◆ REQUIREMENT
Reading the listing below, count the lines that contain the word "public" and give that count alone.

◆ RECORD SET
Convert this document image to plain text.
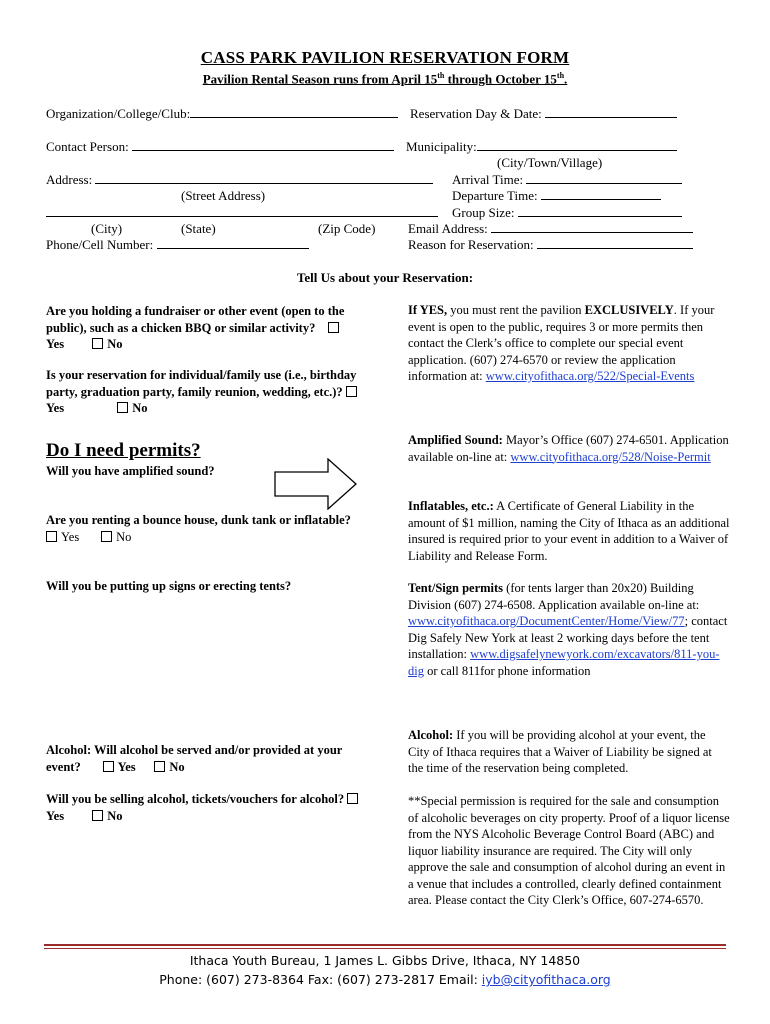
CASS PARK PAVILION RESERVATION FORM
Pavilion Rental Season runs from April 15th through October 15th.
Organization/College/Club:	Reservation Day & Date:
Contact Person:	Municipality:
(City/Town/Village)
Address:	Arrival Time:
(Street Address)	Departure Time:
Group Size:
(City)	(State)	(Zip Code)	Email Address:
Phone/Cell Number:	Reason for Reservation:
Tell Us about your Reservation:
Are you holding a fundraiser or other event (open to the public), such as a chicken BBQ or similar activity?    Yes	No
Is your reservation for individual/family use (i.e., birthday party, graduation party, family reunion, wedding, etc.)? Yes	No
Do I need permits?
Will you have amplified sound?
Are you renting a bounce house, dunk tank or inflatable? Yes	No
Will you be putting up signs or erecting tents?
Alcohol: Will alcohol be served and/or provided at your event?	Yes	No
Will you be selling alcohol, tickets/vouchers for alcohol? Yes	No
If YES, you must rent the pavilion EXCLUSIVELY. If your event is open to the public, requires 3 or more permits then contact the Clerk’s office to complete our special event application. (607) 274-6570 or review the application information at: www.cityofithaca.org/522/Special-Events
Amplified Sound: Mayor’s Office (607) 274-6501. Application available on-line at: www.cityofithaca.org/528/Noise-Permit
Inflatables, etc.: A Certificate of General Liability in the amount of $1 million, naming the City of Ithaca as an additional insured is required prior to your event in addition to a Waiver of Liability and Release Form.
Tent/Sign permits (for tents larger than 20x20) Building Division (607) 274-6508. Application available on-line at: www.cityofithaca.org/DocumentCenter/Home/View/77; contact Dig Safely New York at least 2 working days before the tent installation: www.digsafelynewyork.com/excavators/811-you-dig or call 811for phone information
Alcohol: If you will be providing alcohol at your event, the City of Ithaca requires that a Waiver of Liability be signed at the time of the reservation being completed.
**Special permission is required for the sale and consumption of alcoholic beverages on city property. Proof of a liquor license from the NYS Alcoholic Beverage Control Board (ABC) and liquor liability insurance are required. The City will only approve the sale and consumption of alcohol during an event in a venue that includes a controlled, clearly defined containment area. Please contact the City Clerk’s Office, 607-274-6570.
Ithaca Youth Bureau, 1 James L. Gibbs Drive, Ithaca, NY 14850
Phone: (607) 273-8364 Fax: (607) 273-2817 Email: iyb@cityofithaca.org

◆ COMPLETE OUTPUT
2